===== Data for the task =====

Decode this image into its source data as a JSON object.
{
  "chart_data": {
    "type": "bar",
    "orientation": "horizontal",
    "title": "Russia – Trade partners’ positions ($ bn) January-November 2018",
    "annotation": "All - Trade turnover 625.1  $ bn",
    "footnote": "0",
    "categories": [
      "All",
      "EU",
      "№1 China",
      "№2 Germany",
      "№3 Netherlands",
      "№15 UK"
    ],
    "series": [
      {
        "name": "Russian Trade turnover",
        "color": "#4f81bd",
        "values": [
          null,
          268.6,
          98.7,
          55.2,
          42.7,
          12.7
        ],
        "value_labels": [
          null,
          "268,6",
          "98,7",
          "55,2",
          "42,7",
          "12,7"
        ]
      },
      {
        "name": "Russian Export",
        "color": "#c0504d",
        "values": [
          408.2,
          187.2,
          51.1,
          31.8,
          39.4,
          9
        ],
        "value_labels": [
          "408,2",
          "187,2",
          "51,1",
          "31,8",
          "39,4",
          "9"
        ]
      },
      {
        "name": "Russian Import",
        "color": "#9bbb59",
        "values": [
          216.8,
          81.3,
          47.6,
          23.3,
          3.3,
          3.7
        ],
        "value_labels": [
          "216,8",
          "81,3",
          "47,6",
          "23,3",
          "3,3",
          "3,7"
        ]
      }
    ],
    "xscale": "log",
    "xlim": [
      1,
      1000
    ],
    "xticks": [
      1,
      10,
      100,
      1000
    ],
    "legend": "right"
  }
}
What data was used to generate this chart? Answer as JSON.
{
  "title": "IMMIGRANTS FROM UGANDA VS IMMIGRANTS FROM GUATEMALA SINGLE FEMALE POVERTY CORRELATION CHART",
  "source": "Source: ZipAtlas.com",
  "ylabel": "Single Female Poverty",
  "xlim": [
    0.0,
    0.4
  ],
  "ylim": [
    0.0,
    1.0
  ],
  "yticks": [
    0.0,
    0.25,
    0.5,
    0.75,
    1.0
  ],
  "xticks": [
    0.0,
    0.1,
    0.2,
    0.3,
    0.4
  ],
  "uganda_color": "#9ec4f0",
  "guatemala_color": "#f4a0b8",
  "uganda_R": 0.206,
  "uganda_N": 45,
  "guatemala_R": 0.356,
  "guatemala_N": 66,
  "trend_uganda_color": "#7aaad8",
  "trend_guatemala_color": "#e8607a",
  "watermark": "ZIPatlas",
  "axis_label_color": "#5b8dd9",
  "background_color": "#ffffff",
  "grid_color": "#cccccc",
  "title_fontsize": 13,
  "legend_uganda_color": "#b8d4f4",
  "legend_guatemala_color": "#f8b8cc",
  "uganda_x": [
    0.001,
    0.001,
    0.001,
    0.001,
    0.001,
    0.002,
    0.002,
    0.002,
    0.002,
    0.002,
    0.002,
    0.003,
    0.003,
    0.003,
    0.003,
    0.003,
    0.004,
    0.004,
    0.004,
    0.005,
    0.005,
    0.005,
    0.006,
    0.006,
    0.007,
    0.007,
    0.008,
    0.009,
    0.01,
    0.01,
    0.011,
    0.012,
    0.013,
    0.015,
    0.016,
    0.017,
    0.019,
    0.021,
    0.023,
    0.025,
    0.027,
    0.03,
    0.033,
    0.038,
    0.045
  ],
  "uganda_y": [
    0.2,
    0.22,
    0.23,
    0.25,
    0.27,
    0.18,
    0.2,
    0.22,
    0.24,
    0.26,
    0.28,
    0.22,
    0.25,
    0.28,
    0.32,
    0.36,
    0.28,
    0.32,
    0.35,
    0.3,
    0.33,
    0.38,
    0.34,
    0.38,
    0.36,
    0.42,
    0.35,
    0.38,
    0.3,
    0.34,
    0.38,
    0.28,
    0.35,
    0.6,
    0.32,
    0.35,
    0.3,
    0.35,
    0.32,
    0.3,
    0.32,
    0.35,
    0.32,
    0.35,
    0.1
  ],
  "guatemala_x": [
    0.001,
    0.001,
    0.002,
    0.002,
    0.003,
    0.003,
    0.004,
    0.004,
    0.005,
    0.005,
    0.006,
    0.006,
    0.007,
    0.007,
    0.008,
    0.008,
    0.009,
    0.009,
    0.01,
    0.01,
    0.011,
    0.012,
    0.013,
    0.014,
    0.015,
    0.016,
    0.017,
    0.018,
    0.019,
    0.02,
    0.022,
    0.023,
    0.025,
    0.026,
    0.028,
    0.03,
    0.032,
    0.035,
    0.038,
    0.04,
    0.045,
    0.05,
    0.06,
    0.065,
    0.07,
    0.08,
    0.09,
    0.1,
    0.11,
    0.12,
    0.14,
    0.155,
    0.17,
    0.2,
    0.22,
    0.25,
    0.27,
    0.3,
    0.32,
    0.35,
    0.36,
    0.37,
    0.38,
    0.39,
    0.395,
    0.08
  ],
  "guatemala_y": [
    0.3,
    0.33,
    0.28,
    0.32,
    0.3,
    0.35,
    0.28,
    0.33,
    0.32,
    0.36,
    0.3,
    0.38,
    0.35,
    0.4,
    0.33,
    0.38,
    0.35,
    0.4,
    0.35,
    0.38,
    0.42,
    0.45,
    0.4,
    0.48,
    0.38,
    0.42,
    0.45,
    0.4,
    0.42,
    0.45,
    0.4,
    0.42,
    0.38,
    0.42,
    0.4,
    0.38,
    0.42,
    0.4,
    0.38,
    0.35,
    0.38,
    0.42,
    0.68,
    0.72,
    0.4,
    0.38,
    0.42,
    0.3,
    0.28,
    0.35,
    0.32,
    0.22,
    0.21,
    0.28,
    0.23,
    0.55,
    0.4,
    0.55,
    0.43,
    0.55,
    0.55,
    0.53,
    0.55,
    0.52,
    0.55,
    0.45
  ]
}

=====

> _Goal_:
Each line that holds the word "turnover" should be extracted from the records.

> _Task response_:
    "annotation": "All - Trade turnover 625.1  $ bn",
        "name": "Russian Trade turnover",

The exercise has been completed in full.